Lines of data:
#####

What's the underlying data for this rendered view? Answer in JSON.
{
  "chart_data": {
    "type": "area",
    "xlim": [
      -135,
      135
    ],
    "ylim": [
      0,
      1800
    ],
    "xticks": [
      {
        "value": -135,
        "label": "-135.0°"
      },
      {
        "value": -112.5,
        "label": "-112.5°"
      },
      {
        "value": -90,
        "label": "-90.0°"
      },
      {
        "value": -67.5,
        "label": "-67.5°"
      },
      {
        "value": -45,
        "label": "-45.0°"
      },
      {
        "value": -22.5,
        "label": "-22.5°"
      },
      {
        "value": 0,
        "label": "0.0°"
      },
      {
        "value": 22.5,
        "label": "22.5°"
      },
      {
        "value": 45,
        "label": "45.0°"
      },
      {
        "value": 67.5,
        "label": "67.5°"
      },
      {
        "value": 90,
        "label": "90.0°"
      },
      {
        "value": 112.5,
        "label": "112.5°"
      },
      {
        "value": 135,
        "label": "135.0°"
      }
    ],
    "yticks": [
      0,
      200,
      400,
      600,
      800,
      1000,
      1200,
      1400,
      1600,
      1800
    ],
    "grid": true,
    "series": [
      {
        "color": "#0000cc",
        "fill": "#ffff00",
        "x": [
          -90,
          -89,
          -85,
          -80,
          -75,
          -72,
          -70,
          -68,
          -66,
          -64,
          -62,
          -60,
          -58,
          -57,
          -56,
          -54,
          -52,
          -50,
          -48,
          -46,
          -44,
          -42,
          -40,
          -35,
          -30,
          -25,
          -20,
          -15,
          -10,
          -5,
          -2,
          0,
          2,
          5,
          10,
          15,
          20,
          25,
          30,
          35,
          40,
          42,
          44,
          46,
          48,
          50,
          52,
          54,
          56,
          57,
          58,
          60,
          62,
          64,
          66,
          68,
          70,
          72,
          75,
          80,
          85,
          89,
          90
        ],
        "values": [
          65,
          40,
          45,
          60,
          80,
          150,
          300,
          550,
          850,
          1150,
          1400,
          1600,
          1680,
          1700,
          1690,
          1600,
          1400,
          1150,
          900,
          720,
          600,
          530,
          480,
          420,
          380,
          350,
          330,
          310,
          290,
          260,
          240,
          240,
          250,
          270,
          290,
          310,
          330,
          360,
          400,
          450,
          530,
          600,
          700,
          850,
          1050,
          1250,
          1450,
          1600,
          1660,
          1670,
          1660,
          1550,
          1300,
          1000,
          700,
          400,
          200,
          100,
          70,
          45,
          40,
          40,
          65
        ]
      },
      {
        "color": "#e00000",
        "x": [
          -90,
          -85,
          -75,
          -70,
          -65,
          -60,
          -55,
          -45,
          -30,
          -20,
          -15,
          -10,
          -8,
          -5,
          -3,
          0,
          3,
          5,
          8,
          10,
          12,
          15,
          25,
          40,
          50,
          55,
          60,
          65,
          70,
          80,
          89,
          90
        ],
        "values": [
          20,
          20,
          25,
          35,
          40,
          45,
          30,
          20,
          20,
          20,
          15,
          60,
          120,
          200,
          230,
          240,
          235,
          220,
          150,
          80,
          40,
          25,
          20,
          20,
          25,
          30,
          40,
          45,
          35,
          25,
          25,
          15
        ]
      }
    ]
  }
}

#####

Goal of the exercise:
Copy every line verbatim.

Complete output:
What's the underlying data for this rendered view? Answer in JSON.
{
  "chart_data": {
    "type": "area",
    "xlim": [
      -135,
      135
    ],
    "ylim": [
      0,
      1800
    ],
    "xticks": [
      {
        "value": -135,
        "label": "-135.0°"
      },
      {
        "value": -112.5,
        "label": "-112.5°"
      },
      {
        "value": -90,
        "label": "-90.0°"
      },
      {
        "value": -67.5,
        "label": "-67.5°"
      },
      {
        "value": -45,
        "label": "-45.0°"
      },
      {
        "value": -22.5,
        "label": "-22.5°"
      },
      {
        "value": 0,
        "label": "0.0°"
      },
      {
        "value": 22.5,
        "label": "22.5°"
      },
      {
        "value": 45,
        "label": "45.0°"
      },
      {
        "value": 67.5,
        "label": "67.5°"
      },
      {
        "value": 90,
        "label": "90.0°"
      },
      {
        "value": 112.5,
        "label": "112.5°"
      },
      {
        "value": 135,
        "label": "135.0°"
      }
    ],
    "yticks": [
      0,
      200,
      400,
      600,
      800,
      1000,
      1200,
      1400,
      1600,
      1800
    ],
    "grid": true,
    "series": [
      {
        "color": "#0000cc",
        "fill": "#ffff00",
        "x": [
          -90,
          -89,
          -85,
          -80,
          -75,
          -72,
          -70,
          -68,
          -66,
          -64,
          -62,
          -60,
          -58,
          -57,
          -56,
          -54,
          -52,
          -50,
          -48,
          -46,
          -44,
          -42,
          -40,
          -35,
          -30,
          -25,
          -20,
          -15,
          -10,
          -5,
          -2,
          0,
          2,
          5,
          10,
          15,
          20,
          25,
          30,
          35,
          40,
          42,
          44,
          46,
          48,
          50,
          52,
          54,
          56,
          57,
          58,
          60,
          62,
          64,
          66,
          68,
          70,
          72,
          75,
          80,
          85,
          89,
          90
        ],
        "values": [
          65,
          40,
          45,
          60,
          80,
          150,
          300,
          550,
          850,
          1150,
          1400,
          1600,
          1680,
          1700,
          1690,
          1600,
          1400,
          1150,
          900,
          720,
          600,
          530,
          480,
          420,
          380,
          350,
          330,
          310,
          290,
          260,
          240,
          240,
          250,
          270,
          290,
          310,
          330,
          360,
          400,
          450,
          530,
          600,
          700,
          850,
          1050,
          1250,
          1450,
          1600,
          1660,
          1670,
          1660,
          1550,
          1300,
          1000,
          700,
          400,
          200,
          100,
          70,
          45,
          40,
          40,
          65
        ]
      },
      {
        "color": "#e00000",
        "x": [
          -90,
          -85,
          -75,
          -70,
          -65,
          -60,
          -55,
          -45,
          -30,
          -20,
          -15,
          -10,
          -8,
          -5,
          -3,
          0,
          3,
          5,
          8,
          10,
          12,
          15,
          25,
          40,
          50,
          55,
          60,
          65,
          70,
          80,
          89,
          90
        ],
        "values": [
          20,
          20,
          25,
          35,
          40,
          45,
          30,
          20,
          20,
          20,
          15,
          60,
          120,
          200,
          230,
          240,
          235,
          220,
          150,
          80,
          40,
          25,
          20,
          20,
          25,
          30,
          40,
          45,
          35,
          25,
          25,
          15
        ]
      }
    ]
  }
}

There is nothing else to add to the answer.